[Exercise text]
##############################

By Sophie Williams
Republican House member Michael McCaul said on Sunday that planes had been trying to leave the airport “for the last couple of days”.
An NGO confirmed to the BBC that it had people waiting to board one of the flights.
The Taliban has denied the claims, labelling them as propaganda.
Spokesman Zabihullah Mujahid told the BBC: “This is not true. Our Mujahideen have nothing to do with ordinary Afghans. This is propaganda and we reject it.”
Mr McCaul, the top Republican on the House Foreign Affairs Committee, told Fox News there were six planes carrying American citizens and Afghan interpreters waiting at the airport.
“[The State Department] has cleared these flights and the Taliban will not let them leave the airport,” he said.
The Texas representative added: “We know the reason why is because the Taliban want something in exchange.”
In an email to members of Congress seen by CBS News, the State Department acknowledged there were charter flights at Mazar-i-Sharif that the Taliban will not allow to fly until they have approved the departure.
Marina LeGree, founder and CEO of the NGO Ascend Athletics which works with Afghan girls and women, told the BBC that the number of planes could be higher than six, saying she has heard there could be as many as 1,000 people waiting to get out.
Her organisation has a group of 34 people who have been waiting to leave for six days, among them 19 Americans and two green card holders.
They are part of a larger organised evacuation under the auspices of the US government.

##############################

[Record excerpts]
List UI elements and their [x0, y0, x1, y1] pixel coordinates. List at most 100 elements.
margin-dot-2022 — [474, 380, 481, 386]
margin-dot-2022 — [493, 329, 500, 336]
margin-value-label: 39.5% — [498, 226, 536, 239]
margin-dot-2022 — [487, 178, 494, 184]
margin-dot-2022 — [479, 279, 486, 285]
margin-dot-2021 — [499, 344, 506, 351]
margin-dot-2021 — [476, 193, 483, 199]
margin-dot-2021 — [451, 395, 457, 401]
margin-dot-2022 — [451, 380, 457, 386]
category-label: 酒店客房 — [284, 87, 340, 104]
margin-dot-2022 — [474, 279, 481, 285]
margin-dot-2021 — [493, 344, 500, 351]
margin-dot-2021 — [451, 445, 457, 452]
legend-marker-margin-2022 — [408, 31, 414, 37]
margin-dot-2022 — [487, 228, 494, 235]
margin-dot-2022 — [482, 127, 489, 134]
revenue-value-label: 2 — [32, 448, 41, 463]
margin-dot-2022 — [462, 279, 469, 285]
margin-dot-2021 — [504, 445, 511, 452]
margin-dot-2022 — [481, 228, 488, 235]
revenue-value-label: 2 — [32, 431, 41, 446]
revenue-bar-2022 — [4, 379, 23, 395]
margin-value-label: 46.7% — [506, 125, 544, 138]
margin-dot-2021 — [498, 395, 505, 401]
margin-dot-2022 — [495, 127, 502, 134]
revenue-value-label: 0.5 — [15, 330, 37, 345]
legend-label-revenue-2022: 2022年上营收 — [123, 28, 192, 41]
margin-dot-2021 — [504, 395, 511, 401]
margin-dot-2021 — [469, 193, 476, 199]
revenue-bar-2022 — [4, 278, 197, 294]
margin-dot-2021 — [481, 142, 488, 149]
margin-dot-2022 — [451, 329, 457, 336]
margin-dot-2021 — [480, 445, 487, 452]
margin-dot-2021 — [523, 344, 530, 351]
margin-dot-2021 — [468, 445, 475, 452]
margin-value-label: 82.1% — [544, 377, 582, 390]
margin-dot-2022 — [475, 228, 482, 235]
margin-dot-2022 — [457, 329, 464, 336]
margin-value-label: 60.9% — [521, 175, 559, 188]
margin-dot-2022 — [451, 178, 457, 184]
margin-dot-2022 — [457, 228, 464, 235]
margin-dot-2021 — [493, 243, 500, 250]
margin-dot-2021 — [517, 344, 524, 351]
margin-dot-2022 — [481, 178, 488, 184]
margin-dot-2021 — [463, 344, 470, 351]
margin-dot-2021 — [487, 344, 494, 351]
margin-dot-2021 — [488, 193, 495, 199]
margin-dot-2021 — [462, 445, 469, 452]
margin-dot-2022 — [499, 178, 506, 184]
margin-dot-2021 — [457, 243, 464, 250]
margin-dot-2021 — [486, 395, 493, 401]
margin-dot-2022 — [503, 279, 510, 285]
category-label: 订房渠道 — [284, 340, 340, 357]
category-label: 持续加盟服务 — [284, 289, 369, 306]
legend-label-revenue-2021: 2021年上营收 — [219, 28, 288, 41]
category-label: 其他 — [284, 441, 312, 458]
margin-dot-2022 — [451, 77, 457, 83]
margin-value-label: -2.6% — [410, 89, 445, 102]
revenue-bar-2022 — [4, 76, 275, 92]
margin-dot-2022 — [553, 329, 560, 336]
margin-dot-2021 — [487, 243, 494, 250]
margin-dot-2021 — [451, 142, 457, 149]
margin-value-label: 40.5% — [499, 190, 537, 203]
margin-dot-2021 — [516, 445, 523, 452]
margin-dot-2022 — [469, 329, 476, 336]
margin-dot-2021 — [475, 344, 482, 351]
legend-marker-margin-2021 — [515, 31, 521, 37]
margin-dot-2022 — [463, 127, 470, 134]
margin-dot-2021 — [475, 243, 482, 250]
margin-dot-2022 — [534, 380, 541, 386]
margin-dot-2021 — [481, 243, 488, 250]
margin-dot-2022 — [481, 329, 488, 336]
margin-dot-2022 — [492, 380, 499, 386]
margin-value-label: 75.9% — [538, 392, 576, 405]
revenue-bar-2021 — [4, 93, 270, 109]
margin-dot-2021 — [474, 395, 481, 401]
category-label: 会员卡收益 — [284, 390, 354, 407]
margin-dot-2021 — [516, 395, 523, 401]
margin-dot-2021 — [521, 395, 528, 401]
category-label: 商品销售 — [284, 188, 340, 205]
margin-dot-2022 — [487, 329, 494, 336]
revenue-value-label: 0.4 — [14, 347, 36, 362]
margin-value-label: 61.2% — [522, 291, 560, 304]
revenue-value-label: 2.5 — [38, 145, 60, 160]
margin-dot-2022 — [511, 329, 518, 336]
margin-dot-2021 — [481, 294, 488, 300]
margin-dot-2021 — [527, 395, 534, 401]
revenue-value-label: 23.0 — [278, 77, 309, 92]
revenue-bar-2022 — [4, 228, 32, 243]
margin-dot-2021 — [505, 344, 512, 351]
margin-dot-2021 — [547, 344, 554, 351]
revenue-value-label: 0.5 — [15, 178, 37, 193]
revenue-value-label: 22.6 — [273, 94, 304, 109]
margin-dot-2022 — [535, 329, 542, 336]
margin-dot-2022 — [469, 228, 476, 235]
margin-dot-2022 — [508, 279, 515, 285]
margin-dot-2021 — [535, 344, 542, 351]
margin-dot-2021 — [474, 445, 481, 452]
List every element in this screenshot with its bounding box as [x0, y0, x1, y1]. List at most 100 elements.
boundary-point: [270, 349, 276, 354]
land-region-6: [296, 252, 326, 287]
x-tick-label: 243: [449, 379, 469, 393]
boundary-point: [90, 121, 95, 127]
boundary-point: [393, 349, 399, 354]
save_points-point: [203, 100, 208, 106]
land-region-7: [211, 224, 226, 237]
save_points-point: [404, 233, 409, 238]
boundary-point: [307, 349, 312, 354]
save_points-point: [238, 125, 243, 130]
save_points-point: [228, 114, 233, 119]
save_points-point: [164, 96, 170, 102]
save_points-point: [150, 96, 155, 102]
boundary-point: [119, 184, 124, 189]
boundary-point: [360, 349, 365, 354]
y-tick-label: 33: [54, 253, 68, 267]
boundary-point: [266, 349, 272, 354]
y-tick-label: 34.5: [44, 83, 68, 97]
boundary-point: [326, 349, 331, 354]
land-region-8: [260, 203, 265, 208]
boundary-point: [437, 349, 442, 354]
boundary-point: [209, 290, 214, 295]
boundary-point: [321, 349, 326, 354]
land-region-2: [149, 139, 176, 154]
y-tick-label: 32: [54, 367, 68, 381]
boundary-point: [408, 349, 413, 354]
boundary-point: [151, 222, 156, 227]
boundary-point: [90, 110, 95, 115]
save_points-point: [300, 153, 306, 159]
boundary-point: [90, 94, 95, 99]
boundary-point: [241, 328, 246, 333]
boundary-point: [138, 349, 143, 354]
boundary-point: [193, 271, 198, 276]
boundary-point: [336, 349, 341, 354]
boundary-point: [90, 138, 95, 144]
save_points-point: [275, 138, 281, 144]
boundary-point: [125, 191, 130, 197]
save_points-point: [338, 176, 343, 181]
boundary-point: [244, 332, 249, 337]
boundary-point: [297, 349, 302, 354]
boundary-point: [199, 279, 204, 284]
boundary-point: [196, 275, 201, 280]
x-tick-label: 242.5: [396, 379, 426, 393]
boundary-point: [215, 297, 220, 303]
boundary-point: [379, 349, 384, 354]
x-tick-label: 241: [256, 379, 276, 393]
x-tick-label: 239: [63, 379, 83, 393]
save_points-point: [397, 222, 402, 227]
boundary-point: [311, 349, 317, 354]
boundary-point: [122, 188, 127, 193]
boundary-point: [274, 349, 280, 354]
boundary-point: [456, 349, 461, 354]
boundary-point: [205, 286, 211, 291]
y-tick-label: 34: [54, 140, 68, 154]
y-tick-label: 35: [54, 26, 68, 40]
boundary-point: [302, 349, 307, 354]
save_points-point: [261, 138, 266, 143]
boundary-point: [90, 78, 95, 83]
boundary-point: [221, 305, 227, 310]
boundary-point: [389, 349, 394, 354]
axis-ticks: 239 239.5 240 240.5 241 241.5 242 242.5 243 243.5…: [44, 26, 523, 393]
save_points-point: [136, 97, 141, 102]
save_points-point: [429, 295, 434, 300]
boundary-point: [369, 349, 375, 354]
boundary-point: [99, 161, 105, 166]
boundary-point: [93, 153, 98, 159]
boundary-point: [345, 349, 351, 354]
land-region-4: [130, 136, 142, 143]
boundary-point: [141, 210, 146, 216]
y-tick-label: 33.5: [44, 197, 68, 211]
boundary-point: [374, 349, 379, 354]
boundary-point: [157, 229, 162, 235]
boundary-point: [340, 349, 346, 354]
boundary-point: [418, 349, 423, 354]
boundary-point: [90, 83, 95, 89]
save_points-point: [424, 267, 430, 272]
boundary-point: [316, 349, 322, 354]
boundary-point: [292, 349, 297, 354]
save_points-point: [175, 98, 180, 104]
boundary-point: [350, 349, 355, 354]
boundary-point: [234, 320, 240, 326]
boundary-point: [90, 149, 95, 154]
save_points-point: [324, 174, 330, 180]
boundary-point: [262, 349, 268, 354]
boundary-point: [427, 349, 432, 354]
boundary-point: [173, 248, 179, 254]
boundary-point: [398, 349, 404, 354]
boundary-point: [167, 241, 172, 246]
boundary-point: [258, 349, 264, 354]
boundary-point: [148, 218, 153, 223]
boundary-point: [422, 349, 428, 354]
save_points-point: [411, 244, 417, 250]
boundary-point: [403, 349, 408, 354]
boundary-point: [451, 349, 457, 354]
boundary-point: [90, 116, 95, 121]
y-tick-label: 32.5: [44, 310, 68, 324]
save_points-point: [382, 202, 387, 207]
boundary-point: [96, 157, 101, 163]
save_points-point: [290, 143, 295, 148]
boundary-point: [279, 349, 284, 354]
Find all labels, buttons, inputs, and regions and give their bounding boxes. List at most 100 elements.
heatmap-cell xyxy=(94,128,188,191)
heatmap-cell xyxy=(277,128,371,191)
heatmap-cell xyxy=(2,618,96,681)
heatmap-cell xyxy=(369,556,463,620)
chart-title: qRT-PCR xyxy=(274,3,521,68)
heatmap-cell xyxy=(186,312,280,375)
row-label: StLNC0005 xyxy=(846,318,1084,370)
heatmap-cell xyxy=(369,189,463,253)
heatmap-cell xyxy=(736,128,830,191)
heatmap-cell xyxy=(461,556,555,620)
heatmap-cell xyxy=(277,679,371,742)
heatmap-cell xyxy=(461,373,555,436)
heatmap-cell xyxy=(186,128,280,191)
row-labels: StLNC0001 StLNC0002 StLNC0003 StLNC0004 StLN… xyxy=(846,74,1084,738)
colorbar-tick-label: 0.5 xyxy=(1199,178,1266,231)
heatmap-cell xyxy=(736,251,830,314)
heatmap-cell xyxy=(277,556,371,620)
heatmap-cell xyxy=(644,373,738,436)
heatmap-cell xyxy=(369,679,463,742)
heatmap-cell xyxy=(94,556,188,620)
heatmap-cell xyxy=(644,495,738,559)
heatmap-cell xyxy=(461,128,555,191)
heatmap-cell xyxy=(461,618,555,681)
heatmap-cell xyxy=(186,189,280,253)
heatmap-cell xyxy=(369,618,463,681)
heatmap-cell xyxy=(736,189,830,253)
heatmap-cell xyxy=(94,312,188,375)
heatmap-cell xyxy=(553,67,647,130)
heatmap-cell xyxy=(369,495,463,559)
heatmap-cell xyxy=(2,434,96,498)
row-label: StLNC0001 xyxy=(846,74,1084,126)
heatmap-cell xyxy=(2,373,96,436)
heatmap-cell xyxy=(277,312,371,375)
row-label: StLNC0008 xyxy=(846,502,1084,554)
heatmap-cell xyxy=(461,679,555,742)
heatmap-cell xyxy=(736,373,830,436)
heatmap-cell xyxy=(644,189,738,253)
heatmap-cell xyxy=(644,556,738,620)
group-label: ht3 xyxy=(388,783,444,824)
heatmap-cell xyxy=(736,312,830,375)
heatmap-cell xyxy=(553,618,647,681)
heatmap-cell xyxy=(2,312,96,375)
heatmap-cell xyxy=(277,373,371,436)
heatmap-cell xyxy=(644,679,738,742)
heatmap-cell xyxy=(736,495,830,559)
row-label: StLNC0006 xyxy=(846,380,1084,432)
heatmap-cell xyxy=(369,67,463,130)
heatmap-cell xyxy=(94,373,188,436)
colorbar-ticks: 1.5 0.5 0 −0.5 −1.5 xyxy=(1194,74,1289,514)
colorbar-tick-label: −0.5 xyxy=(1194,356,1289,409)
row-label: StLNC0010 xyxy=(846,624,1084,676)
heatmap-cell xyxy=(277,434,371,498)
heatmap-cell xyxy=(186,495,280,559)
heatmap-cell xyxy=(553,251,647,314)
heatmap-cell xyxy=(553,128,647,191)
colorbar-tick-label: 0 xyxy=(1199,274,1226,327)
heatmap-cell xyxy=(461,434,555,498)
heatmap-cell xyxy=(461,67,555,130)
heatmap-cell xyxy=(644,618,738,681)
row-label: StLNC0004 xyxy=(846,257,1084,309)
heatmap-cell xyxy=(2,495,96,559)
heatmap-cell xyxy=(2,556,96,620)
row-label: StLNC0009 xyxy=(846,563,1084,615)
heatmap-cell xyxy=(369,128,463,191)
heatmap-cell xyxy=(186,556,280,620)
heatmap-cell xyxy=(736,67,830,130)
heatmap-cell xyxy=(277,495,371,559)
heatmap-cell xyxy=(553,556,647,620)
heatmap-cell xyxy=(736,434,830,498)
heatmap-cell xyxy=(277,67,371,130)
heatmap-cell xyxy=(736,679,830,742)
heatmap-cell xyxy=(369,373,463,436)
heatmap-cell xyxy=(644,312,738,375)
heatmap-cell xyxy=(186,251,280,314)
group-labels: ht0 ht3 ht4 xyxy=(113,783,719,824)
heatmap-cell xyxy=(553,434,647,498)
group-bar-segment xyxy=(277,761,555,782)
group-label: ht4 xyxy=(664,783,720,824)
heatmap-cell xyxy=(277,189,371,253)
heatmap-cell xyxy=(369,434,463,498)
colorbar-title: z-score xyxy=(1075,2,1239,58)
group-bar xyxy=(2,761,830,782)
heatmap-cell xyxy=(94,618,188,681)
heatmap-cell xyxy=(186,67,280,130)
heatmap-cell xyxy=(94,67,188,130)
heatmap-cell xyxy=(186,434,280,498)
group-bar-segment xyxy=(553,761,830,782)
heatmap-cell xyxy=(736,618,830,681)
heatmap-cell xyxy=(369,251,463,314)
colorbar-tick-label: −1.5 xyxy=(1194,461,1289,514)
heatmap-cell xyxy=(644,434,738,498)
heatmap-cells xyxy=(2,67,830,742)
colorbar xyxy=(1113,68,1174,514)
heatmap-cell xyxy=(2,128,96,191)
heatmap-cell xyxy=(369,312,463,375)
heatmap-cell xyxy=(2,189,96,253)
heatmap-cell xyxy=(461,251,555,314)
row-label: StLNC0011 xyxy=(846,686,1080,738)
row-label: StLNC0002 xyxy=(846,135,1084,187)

##############################

[Task requirements]
1. Answer from the news report:
(a) How many planes did Michael McCaul say were waiting at the airport?
(b) What did the Taliban label the claims?
(c) How many people are in the Ascend Athletics group waiting to leave?
2. Which news outlets does the news report name?
The lines after the news report are separate material, unrelated to it.

[Solutions to the exercise]
1.
(a) Six.
(b) Propaganda.
(c) 34.

2. BBC, Fox News, CBS News